• DOCUMENT EXTRACT:
◆ ◆ ◆ ◆ ◆

# Kittens Due in 2 weeks



## Guest (Apr 10, 2012)

My 2 girlies are due 2 weeks today, cant wait. I'm expecting a variety of colours so all excited!







Misty








Tia she's not looking very big.


----------



## Kenyania (Feb 23, 2012)

They're beautiful! What colours are you expecting?


----------



## Guest (Apr 11, 2012)

I'm expecting blues, blue/cream and creams from Tia and silver spotted, blues, black and smoke colours from misty. Exciting to see what we get.


----------



## colliemerles (Nov 2, 2007)

_good luck, you must be excited, keep the camera at the ready,,,_


----------



## Taylorbaby (Jan 10, 2009)

good luck cant wait to see the pics! :001_wub:


----------



## Guest (Apr 23, 2012)

So misty has gave birth this evening 6 kittens all together, 1 seems very week, misty doesn't seem bothered with the little one


----------



## Guest (Apr 23, 2012)

One more just came7 altogether


----------



## lymorelynn (Oct 4, 2008)

Congratulations - 7? Is this her first litter? I hope they are all doing well and the little one is okay


----------



## Guest (Apr 23, 2012)

Thank you, yeah first litter bless her. Tia my other girl is due as well she's on th edge tomorrow night I think for her.


----------



## dagny0823 (Oct 20, 2009)

Goodness, that's a lot for a first litter! Hope the little one picks up and pulls through.


----------



## Guest (Apr 24, 2012)

All 7 seem fine, misty is being brilliant


----------



## spid (Nov 4, 2008)

Woohoo for Misty!


----------



## colliemerles (Nov 2, 2007)

_congratulations,...we will need pictures soon ,_


----------



## yeahuloveme (Mar 30, 2012)

congratulations, but gutted yours came before mine lol.


----------



## PetloverJo (Nov 4, 2011)

Congratulations Glad all went well.


----------



## Guest (Apr 24, 2012)

Thanks everyone, Tia still hanging on she been on edge all day tonight I think she'll be having her babies fingers crossed. Another late one for me I think.


----------



## Guest (Apr 24, 2012)

Just weighed the kittens, 
Kitten 1 -76 g silver spotted
Kitten 2-74 g silver spotted 
Kitten 3- 85g silver spotted
Kitten 4 -80g 
Kitten 5 -92g
Kitten 6 -86 g
Kitten 7- 94g

Last 4 kittens haven't decided what colour they are for definite they are quite dark blue to black.


----------



## Donskie (Feb 2, 2011)

Congrats on the new arrivals and good luck with the next ones


----------



## Guest (Apr 25, 2012)

Tia had her first kitten yay!


----------



## Guest (Apr 25, 2012)

4 blue babies from Tia.


----------



## lymorelynn (Oct 4, 2008)

Well done Tia :thumbup1:
You're going to have your hands full in a few weeks time 
Hope both mums and babies are all doing well


----------



## Guest (Apr 25, 2012)

Tell me bout, going to be lots of fun in our house with all these little babies around. 

My girlies are doing brilliantly and babies are great. Going to try and get some pics up in the next couple of days.


----------



## Ingrid25 (Oct 1, 2011)

yay i love pics of baby kittens
How's the little one going? Has it picked up?
They both sound like they are awesome mums already x


----------



## Guest (Apr 26, 2012)

Yeah the little one picked up, all kittens seem healthy, gaining weight, misty is doing brilliant considering its her first litter and she had 7, bless her. Tia is great this is her third litter and she is such a lovely mum.

Tia








Misty


----------



## lymorelynn (Oct 4, 2008)

Aww - itteh bitteh kittehs :001_wub::001_wub: Good to hear that they are doing well :yesnod:


----------



## Ingrid25 (Oct 1, 2011)

awwwwwwwwwwwwwwwwwwwwwwwwwwwwwwwwwwww:001_tt1:
I love the little spotted ones!


----------

◆ ◆ ◆ ◆ ◆

• DATASET CONTENT:
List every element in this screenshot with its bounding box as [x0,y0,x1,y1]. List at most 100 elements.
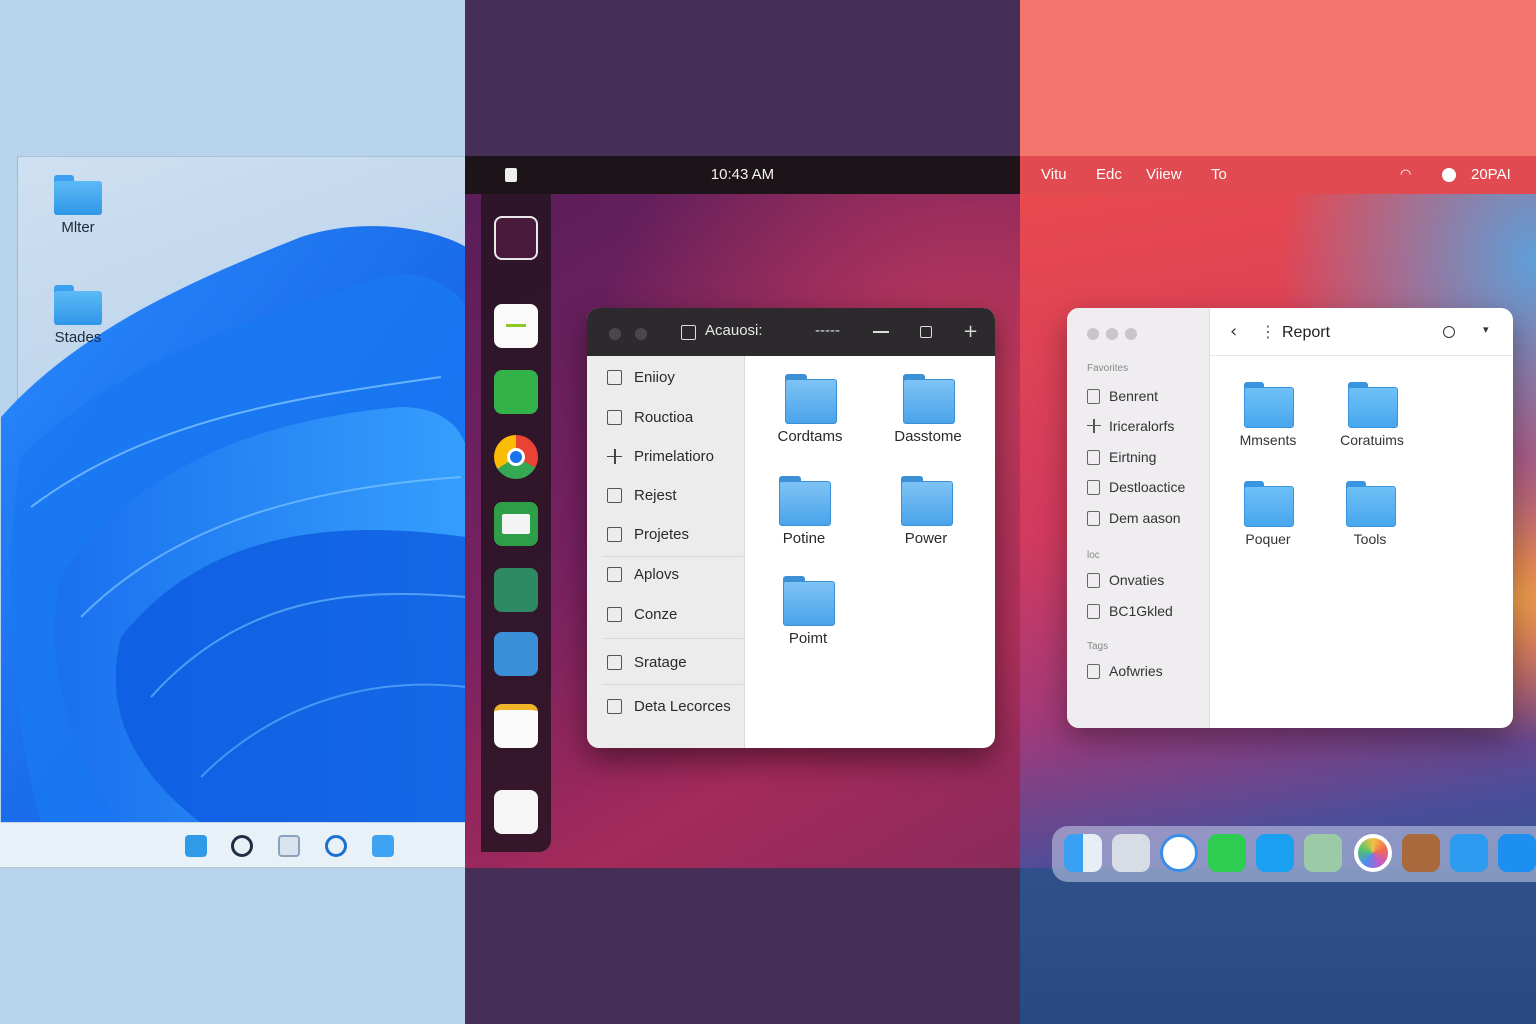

◆ ◆ ◆ ◆ ◆

• WORK TO BE COMPLETED:
Answer these questions from the forum thread about the kittens:
1. How many kittens did Misty have altogether?
2. What weight is given for Kitten 7?
3. Which litter is Tia's, by count?

• RESULT OF THE TASK:
1. Seven.
2. 94 g.
3. Her third.